Data listing:
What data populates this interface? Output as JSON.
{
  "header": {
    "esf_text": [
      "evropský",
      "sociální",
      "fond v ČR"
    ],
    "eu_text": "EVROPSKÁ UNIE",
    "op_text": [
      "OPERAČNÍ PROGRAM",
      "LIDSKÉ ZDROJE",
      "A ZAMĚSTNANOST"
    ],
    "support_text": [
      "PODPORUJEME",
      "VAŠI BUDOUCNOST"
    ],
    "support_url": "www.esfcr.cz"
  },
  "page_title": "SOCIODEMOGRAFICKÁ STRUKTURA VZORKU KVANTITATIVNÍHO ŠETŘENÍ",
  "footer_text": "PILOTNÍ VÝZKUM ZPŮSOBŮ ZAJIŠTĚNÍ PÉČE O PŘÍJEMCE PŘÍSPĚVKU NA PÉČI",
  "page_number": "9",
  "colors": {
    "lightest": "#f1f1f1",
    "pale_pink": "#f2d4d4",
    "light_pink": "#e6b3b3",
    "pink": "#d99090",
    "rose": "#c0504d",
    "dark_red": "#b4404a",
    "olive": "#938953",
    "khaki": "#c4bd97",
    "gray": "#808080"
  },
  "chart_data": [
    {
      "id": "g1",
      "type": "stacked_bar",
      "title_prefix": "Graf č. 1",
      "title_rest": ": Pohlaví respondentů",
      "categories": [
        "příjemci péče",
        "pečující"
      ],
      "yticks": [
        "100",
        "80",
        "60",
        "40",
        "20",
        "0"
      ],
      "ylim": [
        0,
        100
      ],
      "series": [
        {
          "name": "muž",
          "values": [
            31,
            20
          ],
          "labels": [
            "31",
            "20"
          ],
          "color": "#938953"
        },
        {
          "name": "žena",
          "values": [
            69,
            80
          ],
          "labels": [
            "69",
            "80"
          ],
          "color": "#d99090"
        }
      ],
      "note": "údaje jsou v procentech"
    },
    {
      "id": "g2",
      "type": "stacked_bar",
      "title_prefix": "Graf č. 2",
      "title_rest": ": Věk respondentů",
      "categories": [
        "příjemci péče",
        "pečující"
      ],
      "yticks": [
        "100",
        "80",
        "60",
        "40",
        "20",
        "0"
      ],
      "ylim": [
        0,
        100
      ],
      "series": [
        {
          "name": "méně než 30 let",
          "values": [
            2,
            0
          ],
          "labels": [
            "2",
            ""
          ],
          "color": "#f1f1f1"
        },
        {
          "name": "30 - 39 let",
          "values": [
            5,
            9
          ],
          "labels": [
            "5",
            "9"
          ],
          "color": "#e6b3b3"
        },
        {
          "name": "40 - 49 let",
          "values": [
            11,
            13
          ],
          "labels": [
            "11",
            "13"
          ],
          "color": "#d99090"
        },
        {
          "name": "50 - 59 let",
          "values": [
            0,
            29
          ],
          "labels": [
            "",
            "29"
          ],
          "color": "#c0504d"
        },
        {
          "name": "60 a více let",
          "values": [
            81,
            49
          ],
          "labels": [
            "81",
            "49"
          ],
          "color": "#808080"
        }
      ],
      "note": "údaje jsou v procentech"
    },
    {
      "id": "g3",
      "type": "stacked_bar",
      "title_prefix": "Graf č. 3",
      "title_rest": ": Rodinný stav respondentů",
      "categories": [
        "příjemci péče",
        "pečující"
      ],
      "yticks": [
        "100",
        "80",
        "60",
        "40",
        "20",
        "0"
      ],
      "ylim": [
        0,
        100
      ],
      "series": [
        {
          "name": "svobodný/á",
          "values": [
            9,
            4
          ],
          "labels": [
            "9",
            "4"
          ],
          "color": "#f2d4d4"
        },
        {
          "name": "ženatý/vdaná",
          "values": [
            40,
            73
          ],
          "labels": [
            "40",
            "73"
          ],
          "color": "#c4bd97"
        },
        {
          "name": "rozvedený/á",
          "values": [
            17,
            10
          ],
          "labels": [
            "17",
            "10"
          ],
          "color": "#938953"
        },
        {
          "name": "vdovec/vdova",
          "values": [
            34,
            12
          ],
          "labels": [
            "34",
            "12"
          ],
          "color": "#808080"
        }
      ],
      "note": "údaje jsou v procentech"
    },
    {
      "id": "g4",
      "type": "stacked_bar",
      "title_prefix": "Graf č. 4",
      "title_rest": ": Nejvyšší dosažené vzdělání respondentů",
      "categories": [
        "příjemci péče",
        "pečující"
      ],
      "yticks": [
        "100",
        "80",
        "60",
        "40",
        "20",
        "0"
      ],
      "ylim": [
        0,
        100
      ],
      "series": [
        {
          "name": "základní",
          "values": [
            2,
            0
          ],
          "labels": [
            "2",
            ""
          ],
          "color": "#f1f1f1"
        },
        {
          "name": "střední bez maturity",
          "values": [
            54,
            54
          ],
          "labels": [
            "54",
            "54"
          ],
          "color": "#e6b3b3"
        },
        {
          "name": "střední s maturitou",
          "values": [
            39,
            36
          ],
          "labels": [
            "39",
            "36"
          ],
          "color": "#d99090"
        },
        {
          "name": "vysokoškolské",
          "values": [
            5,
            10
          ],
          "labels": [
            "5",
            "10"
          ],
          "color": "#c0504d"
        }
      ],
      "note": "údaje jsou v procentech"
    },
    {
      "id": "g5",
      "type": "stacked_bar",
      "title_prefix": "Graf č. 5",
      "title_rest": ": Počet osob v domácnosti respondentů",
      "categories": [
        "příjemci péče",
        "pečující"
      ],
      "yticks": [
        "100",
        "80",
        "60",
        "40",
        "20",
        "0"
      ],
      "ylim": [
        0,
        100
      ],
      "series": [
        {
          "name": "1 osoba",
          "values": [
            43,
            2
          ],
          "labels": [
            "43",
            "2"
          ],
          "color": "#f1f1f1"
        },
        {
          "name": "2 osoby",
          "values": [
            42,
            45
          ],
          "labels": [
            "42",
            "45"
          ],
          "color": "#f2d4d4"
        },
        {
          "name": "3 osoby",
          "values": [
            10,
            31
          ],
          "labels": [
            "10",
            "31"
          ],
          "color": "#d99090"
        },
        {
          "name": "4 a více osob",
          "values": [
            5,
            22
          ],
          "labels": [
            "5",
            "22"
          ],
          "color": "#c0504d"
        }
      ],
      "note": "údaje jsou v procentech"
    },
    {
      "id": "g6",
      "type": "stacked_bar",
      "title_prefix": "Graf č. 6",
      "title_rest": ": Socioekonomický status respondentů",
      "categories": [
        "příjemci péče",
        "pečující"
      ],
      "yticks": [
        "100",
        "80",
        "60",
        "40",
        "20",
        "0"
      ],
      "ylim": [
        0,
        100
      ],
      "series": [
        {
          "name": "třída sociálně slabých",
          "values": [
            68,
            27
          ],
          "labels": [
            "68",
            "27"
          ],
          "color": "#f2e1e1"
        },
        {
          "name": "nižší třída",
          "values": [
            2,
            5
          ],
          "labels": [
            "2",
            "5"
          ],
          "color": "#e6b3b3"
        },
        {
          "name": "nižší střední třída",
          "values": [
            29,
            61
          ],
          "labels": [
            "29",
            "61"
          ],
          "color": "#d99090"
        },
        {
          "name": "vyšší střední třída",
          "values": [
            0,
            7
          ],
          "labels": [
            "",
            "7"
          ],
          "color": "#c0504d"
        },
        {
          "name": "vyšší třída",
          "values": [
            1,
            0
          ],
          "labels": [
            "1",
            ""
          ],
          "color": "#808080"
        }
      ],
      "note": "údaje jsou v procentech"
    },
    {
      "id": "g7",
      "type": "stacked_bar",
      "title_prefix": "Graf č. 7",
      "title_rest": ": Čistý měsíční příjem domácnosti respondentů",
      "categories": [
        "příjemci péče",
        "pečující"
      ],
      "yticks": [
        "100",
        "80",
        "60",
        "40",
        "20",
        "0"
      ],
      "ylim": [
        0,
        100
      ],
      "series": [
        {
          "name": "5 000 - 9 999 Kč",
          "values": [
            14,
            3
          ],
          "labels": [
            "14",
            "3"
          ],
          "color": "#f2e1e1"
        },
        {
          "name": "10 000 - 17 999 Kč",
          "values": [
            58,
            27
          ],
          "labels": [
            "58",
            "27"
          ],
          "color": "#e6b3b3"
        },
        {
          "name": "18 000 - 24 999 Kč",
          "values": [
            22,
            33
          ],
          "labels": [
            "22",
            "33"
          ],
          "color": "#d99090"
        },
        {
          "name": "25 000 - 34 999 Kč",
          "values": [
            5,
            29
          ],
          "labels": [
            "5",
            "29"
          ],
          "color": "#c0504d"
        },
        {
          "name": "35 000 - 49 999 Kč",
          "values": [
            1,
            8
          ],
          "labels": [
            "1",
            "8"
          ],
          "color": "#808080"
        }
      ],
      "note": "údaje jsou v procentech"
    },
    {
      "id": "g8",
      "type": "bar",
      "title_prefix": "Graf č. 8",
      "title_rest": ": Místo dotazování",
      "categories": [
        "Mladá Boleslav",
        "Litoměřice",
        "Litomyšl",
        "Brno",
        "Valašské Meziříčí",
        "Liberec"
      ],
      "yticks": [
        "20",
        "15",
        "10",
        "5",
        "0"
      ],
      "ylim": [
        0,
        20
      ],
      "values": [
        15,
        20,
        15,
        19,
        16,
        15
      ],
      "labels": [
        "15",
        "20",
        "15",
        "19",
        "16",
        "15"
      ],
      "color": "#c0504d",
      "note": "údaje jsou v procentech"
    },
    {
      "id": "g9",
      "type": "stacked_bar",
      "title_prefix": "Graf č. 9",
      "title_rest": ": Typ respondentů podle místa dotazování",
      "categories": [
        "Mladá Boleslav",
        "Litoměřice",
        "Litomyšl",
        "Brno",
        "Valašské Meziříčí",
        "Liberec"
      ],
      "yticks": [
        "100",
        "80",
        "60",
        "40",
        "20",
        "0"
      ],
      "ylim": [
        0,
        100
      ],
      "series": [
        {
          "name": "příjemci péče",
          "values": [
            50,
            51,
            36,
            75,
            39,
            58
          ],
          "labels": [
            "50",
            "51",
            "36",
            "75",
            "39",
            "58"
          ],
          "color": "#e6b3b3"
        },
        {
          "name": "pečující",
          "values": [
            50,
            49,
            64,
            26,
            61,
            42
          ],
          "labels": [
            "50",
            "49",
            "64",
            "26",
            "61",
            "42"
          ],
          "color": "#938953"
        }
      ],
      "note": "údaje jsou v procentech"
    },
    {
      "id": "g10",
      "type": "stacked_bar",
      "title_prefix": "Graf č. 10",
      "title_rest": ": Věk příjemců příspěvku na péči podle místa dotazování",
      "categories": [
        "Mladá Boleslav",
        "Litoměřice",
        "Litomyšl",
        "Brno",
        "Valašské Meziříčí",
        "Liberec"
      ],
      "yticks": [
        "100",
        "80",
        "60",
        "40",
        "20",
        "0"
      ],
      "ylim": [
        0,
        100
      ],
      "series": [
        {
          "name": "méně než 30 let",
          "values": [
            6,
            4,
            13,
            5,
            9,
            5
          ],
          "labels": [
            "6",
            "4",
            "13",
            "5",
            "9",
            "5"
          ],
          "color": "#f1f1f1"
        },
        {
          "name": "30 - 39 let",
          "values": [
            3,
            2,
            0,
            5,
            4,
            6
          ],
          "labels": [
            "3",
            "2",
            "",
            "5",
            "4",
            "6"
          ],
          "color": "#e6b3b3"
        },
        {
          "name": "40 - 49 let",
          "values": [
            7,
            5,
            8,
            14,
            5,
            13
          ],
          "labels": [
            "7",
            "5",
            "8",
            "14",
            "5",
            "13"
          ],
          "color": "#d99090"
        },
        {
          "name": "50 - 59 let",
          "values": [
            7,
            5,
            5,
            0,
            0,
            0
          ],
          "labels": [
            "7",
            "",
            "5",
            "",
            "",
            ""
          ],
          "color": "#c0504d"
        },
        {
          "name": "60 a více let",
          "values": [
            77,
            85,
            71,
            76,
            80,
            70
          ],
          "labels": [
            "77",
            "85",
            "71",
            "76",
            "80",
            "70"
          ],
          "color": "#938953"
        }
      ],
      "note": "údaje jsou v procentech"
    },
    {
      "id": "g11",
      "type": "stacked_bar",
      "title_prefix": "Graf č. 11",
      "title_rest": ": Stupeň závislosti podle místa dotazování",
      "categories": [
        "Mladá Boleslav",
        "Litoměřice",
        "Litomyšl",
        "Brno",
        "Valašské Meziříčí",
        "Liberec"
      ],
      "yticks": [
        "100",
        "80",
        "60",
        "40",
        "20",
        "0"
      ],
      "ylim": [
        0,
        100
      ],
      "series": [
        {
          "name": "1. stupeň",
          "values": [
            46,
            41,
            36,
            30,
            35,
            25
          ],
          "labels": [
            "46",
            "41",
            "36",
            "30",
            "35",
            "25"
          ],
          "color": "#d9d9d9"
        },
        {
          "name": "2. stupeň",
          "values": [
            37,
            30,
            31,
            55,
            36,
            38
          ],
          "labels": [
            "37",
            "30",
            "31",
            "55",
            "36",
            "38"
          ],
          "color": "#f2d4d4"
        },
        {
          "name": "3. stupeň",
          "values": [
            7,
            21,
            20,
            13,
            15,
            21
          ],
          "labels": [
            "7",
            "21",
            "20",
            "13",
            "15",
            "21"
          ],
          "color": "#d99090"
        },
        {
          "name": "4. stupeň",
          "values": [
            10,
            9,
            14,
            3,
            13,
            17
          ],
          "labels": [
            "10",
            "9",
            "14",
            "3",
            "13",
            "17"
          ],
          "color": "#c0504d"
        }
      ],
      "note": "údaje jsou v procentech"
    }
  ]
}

→ TASK DESCRIPTION: Pull out the lines above in which the word "střední" appears.

→ ANSWER TO THE EXERCISE:
          "name": "střední bez maturity",
          "name": "střední s maturitou",
          "name": "nižší střední třída",
          "name": "vyšší střední třída",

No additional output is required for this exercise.